## [Given instruction]
In the material below, find each line holding the string "jaar" and copy it.

## [Material provided]
^^^^^^^^

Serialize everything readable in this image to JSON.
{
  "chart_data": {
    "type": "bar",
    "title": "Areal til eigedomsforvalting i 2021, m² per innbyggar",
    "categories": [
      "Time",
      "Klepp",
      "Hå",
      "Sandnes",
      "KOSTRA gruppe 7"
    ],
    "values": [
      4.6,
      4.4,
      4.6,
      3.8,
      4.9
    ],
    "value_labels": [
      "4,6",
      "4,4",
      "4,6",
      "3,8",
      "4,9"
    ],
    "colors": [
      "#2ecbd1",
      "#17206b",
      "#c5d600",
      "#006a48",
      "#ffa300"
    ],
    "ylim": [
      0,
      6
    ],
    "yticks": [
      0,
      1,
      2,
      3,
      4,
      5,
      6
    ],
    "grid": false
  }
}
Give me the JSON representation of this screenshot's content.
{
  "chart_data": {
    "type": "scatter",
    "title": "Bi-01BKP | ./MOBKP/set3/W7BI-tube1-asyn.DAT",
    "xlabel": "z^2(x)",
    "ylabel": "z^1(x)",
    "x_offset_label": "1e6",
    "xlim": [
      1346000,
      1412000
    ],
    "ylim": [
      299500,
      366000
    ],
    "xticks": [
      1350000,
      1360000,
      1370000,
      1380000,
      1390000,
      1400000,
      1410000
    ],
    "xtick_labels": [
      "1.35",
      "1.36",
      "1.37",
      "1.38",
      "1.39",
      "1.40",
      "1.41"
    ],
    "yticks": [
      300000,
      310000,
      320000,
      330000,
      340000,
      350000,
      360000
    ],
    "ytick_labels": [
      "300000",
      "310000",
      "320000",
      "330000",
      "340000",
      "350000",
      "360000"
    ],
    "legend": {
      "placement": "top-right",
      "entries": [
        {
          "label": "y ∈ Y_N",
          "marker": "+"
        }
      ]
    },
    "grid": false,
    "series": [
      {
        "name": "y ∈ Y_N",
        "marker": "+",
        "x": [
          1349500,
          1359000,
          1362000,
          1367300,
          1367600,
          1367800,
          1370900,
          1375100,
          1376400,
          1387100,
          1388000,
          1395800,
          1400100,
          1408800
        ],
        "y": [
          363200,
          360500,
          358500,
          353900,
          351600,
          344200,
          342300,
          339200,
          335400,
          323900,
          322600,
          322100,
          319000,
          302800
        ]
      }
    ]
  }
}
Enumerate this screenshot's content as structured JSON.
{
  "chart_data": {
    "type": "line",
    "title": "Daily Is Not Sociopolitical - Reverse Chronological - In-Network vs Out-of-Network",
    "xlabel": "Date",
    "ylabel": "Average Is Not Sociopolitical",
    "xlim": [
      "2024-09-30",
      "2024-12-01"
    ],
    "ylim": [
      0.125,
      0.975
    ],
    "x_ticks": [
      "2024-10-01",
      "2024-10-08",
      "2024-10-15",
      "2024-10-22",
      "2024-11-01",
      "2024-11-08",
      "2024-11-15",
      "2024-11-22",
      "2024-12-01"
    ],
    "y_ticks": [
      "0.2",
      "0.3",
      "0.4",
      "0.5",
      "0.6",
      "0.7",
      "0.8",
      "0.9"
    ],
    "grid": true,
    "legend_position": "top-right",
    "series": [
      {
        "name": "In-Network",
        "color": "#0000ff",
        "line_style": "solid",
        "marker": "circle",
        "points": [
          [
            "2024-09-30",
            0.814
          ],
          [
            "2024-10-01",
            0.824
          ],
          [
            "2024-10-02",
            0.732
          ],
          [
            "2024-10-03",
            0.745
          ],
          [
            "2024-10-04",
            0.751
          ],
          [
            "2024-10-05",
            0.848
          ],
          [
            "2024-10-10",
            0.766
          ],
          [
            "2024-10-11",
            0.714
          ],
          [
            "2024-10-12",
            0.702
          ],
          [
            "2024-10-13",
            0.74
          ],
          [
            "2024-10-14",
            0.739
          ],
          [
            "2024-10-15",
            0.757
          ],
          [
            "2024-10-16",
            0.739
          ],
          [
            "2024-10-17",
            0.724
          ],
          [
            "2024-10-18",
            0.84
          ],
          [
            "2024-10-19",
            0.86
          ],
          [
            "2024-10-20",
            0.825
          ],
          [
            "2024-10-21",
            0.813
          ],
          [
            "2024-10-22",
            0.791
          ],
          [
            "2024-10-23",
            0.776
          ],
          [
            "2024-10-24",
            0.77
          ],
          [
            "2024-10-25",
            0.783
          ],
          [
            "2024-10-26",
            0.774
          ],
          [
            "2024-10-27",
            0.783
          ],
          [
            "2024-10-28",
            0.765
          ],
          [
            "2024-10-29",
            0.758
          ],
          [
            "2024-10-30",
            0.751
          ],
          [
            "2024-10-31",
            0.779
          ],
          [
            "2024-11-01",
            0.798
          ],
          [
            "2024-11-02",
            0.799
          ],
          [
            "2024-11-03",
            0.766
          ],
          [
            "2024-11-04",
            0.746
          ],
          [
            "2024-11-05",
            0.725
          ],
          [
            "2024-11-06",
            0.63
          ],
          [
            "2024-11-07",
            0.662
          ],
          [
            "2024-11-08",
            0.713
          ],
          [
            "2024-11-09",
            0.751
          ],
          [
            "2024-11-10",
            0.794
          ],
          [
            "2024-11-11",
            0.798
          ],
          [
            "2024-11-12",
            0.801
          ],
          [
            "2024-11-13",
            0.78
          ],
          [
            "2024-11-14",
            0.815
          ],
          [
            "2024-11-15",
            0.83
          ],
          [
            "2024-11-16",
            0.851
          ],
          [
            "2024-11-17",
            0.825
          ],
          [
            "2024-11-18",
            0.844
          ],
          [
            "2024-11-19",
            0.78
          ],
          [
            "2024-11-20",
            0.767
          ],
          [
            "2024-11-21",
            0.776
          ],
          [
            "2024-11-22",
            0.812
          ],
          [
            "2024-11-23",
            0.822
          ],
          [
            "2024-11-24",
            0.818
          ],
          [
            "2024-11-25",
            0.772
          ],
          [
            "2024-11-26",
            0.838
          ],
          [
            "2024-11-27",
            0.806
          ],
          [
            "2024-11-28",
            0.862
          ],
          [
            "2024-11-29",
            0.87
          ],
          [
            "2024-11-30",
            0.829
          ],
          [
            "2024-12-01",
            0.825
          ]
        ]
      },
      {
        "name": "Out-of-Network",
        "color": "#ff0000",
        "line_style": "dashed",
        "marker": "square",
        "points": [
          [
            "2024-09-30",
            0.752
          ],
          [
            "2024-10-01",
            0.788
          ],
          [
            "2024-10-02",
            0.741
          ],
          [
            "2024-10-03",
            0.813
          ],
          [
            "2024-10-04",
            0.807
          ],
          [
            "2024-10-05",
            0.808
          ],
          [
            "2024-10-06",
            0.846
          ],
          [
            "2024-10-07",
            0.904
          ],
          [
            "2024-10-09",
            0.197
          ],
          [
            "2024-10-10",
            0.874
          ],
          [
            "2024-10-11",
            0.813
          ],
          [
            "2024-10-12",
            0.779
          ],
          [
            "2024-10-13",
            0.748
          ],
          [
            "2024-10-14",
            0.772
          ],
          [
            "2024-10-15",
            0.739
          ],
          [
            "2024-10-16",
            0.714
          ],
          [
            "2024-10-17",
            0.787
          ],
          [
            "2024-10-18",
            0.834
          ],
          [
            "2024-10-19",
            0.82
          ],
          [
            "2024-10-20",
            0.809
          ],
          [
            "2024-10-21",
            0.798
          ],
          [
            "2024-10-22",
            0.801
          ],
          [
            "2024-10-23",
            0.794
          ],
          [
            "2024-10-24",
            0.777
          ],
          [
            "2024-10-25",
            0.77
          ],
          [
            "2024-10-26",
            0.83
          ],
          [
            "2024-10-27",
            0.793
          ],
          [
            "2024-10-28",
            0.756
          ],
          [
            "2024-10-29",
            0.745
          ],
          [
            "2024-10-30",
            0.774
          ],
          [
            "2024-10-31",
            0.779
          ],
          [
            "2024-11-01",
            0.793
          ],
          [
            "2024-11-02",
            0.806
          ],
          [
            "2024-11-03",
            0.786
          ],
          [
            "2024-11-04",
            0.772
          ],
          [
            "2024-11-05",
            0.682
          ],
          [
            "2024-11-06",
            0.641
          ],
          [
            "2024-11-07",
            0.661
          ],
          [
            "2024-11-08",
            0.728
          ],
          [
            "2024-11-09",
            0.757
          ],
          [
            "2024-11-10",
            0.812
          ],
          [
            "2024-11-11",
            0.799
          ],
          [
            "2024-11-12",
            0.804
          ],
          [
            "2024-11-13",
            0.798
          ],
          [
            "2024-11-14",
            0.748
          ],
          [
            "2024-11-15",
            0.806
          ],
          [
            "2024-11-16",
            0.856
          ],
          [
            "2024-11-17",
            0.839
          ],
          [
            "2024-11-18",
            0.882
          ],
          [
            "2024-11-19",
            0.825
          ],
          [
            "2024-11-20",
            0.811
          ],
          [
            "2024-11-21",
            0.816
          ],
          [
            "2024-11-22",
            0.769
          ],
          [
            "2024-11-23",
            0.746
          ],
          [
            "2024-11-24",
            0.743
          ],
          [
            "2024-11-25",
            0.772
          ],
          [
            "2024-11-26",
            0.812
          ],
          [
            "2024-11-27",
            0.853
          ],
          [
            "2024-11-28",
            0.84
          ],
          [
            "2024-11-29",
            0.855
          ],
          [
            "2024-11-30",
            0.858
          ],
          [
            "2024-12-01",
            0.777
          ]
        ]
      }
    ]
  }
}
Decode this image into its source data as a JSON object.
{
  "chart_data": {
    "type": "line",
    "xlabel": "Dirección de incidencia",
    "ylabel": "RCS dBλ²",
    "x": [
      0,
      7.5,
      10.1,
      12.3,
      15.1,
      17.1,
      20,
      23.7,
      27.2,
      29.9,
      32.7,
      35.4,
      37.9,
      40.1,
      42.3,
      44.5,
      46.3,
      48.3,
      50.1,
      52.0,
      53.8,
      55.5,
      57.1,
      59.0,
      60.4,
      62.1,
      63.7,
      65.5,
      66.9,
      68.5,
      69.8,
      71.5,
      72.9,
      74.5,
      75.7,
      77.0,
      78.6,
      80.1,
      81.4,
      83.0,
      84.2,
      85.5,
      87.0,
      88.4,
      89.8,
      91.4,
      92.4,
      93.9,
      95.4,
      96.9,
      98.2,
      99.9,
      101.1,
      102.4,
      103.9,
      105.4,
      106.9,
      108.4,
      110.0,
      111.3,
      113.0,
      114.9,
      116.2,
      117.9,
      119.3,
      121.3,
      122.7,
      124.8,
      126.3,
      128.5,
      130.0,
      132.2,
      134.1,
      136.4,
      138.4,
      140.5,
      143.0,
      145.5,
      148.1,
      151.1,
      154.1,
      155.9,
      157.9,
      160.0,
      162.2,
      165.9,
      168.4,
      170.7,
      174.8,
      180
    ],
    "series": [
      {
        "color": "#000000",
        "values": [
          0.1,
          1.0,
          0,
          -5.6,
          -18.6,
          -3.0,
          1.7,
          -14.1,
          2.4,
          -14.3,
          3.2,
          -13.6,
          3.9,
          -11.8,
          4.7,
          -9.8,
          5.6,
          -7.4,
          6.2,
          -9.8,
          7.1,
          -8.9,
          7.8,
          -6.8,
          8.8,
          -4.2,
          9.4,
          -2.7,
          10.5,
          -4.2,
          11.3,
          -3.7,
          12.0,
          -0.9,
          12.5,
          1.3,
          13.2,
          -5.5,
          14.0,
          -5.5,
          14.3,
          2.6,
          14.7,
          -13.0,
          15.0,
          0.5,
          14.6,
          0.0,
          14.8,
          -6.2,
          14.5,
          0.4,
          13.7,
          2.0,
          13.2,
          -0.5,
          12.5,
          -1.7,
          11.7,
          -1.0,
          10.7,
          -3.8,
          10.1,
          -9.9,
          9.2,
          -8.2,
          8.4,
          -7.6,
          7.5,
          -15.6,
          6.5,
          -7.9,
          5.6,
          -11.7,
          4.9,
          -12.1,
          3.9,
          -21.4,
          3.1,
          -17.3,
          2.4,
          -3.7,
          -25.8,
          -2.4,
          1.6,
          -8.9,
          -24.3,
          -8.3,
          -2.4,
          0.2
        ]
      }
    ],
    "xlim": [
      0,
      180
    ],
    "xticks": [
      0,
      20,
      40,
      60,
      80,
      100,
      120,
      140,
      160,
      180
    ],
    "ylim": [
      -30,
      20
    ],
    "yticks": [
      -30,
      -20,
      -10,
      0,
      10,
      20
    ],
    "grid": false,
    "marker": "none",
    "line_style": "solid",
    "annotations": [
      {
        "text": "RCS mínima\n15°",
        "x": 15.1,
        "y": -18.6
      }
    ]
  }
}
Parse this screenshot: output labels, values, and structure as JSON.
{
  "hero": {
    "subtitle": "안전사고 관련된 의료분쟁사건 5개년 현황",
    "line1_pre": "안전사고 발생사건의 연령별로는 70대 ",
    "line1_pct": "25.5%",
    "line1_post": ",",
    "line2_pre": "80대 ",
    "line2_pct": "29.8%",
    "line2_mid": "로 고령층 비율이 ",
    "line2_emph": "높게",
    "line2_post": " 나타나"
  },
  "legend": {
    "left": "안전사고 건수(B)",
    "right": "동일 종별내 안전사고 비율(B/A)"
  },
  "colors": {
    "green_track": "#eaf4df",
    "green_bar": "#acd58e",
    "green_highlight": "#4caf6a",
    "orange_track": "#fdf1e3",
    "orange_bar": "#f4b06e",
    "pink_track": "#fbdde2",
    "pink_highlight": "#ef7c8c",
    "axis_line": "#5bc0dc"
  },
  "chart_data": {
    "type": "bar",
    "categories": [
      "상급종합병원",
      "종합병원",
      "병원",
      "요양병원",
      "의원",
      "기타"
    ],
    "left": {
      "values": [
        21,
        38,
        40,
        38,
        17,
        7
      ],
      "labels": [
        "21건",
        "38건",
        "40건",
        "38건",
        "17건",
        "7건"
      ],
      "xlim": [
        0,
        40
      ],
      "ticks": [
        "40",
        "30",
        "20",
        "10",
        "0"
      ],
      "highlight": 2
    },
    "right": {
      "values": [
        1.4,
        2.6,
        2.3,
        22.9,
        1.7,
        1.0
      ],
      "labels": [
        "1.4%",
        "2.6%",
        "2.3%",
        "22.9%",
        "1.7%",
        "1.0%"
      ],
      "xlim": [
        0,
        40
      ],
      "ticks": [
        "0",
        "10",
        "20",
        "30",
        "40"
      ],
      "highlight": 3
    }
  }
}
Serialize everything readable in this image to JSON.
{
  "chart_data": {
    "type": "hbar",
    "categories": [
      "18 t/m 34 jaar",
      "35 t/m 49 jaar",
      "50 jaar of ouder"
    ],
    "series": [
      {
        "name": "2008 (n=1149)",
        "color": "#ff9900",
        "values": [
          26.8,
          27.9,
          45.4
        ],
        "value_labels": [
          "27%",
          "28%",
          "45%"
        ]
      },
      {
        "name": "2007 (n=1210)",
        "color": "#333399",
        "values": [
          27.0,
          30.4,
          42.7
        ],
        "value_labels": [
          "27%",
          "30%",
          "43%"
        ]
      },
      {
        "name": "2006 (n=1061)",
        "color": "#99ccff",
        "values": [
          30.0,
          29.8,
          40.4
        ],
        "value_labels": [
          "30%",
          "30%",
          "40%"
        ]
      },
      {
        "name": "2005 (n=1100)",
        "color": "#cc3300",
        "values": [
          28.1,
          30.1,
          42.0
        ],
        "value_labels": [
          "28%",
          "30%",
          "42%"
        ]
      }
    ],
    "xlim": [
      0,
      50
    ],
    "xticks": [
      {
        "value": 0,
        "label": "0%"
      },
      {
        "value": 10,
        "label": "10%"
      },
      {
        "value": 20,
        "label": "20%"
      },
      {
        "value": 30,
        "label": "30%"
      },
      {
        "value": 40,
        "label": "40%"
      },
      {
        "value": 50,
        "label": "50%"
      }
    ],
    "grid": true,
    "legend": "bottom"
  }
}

^^^^^^^^

## [Reply]
      "18 t/m 34 jaar",
      "35 t/m 49 jaar",
      "50 jaar of ouder"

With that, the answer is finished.